◆ Exercise goal
Wherever a line holds the word "contact", copy that line out.
______
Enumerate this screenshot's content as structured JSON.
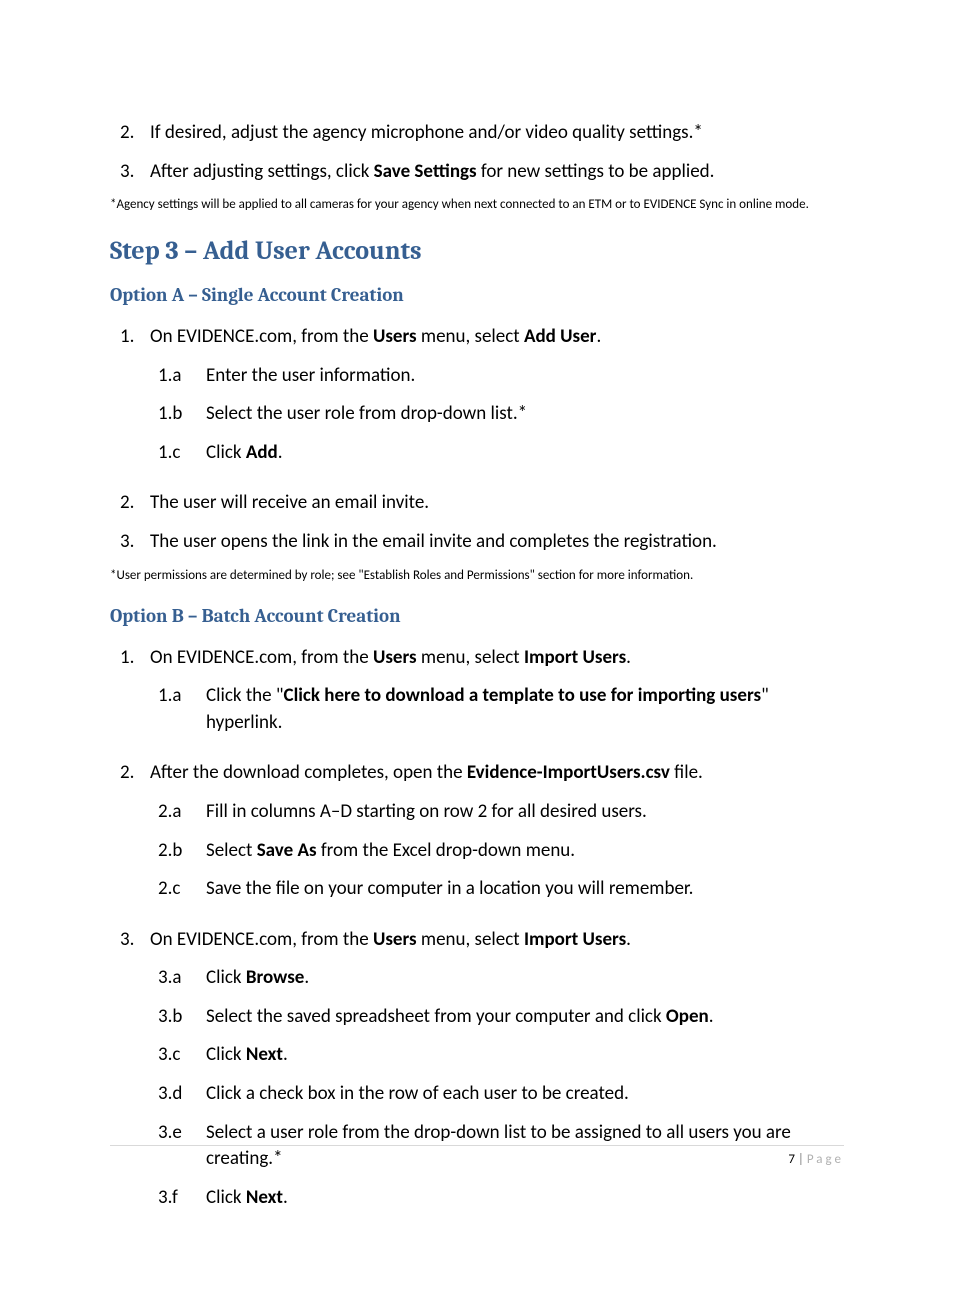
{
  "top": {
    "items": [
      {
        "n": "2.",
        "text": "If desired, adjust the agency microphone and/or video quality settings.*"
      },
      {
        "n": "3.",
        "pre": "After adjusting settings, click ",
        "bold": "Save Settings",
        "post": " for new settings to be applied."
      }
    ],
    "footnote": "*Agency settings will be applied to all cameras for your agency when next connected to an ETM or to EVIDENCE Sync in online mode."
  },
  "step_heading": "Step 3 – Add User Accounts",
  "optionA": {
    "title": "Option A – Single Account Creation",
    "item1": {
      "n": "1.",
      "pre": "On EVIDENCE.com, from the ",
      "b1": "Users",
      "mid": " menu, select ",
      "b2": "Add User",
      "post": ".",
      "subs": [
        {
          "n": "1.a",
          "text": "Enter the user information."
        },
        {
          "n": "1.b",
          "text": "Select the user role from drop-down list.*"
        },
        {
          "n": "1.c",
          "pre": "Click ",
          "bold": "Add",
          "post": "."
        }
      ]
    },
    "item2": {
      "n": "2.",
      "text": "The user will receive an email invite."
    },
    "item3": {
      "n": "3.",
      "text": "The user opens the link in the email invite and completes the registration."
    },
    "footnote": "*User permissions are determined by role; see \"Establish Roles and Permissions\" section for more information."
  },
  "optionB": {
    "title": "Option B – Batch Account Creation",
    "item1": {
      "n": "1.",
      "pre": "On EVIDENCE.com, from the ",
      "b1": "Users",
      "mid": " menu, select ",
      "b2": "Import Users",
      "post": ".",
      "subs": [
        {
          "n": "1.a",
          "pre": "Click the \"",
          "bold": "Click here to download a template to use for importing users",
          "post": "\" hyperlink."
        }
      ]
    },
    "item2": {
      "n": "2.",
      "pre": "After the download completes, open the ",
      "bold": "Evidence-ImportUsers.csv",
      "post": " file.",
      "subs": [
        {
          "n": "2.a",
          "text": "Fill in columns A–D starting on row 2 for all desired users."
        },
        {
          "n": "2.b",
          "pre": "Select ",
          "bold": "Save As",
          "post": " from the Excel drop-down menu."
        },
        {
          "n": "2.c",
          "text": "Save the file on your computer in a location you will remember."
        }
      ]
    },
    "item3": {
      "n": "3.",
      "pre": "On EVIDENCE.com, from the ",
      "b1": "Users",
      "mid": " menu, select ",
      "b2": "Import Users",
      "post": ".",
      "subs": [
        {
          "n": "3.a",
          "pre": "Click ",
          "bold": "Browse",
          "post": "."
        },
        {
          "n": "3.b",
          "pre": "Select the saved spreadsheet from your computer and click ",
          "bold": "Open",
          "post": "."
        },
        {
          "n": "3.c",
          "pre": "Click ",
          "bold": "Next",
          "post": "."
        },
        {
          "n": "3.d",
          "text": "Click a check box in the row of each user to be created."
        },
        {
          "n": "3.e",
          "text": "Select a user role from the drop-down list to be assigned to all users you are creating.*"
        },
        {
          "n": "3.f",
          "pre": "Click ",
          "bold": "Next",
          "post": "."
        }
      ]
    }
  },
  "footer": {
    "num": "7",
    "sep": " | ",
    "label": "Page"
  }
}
______
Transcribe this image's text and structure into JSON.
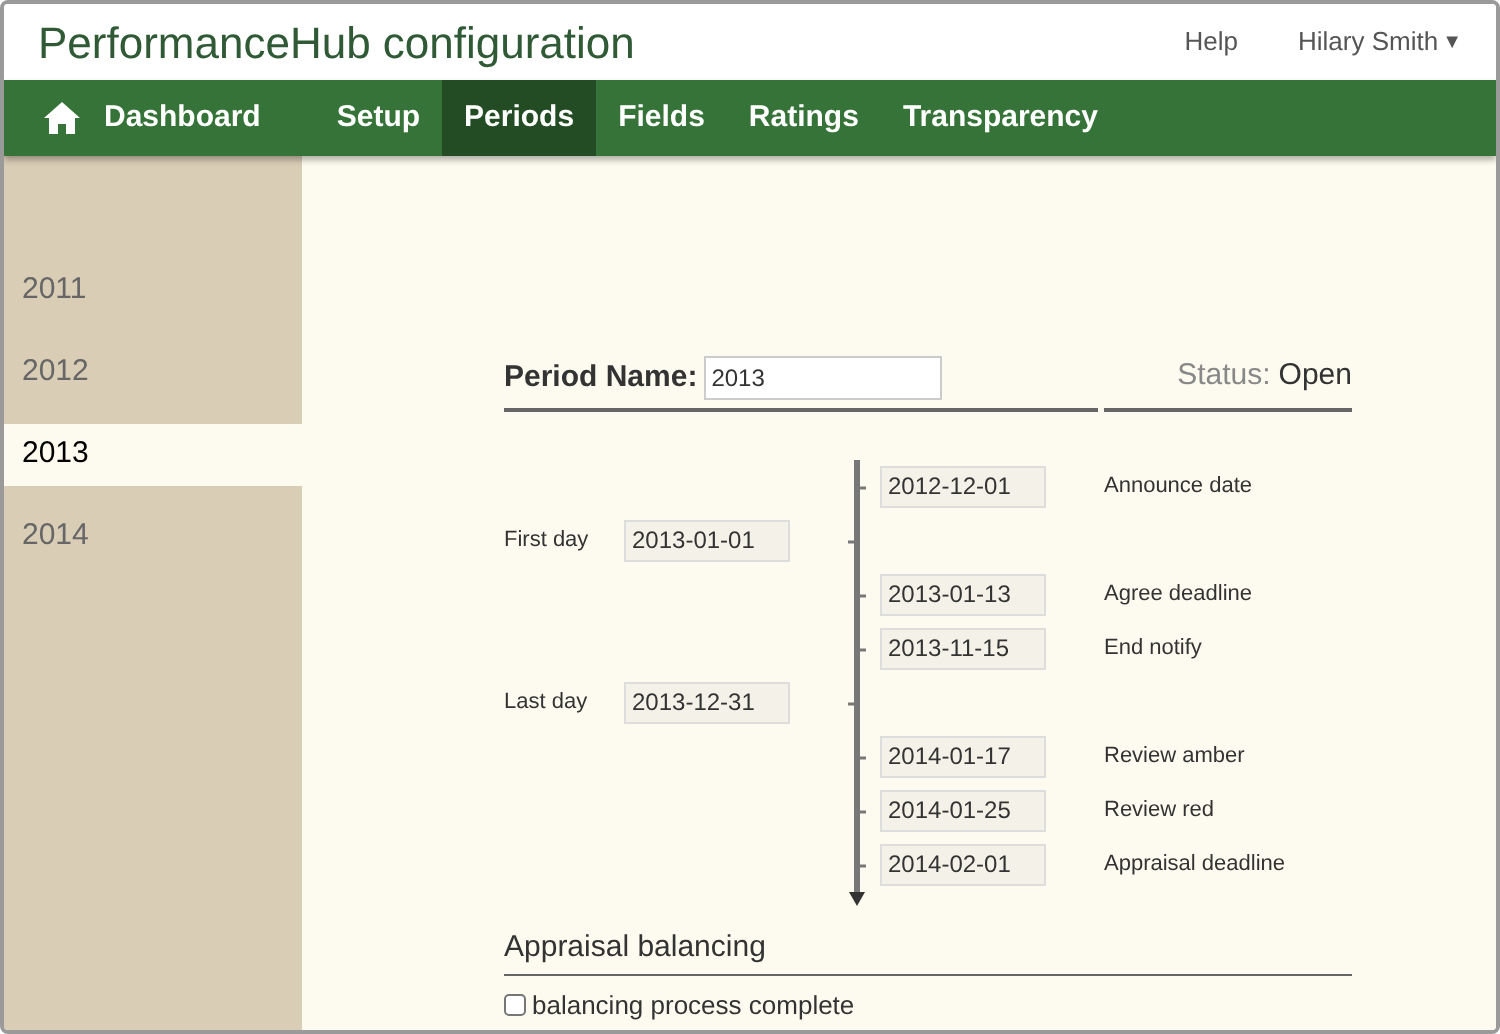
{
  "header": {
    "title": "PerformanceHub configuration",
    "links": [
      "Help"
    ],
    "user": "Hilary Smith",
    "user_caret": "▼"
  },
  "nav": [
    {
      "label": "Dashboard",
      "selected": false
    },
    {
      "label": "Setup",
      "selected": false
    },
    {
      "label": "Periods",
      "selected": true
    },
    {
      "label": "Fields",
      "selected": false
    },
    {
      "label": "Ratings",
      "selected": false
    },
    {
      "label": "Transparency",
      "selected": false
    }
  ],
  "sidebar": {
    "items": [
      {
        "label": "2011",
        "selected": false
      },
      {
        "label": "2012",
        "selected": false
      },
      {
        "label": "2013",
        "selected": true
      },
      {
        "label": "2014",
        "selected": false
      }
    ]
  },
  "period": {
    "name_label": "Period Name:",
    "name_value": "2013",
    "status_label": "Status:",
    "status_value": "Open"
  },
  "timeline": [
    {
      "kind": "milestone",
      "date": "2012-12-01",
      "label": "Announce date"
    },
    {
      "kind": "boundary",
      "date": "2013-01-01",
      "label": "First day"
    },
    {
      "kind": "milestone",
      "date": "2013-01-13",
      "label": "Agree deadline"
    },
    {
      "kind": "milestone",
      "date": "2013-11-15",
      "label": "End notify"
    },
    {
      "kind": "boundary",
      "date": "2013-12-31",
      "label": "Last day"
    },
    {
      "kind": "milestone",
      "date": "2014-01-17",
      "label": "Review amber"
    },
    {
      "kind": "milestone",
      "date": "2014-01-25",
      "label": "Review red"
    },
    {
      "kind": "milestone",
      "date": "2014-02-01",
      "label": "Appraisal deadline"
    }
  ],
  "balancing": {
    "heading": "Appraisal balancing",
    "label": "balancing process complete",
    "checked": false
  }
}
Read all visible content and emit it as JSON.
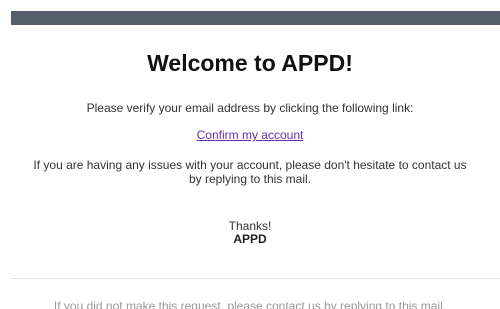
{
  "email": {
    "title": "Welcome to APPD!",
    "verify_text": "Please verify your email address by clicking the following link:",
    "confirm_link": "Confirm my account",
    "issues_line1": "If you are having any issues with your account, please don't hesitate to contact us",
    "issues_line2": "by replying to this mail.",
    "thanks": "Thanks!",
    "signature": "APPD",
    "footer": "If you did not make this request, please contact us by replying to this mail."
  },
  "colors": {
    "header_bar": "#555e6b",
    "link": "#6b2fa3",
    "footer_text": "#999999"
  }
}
______
◆ Full solution
    "issues_line1": "If you are having any issues with your account, please don't hesitate to contact us",
    "footer": "If you did not make this request, please contact us by replying to this mail."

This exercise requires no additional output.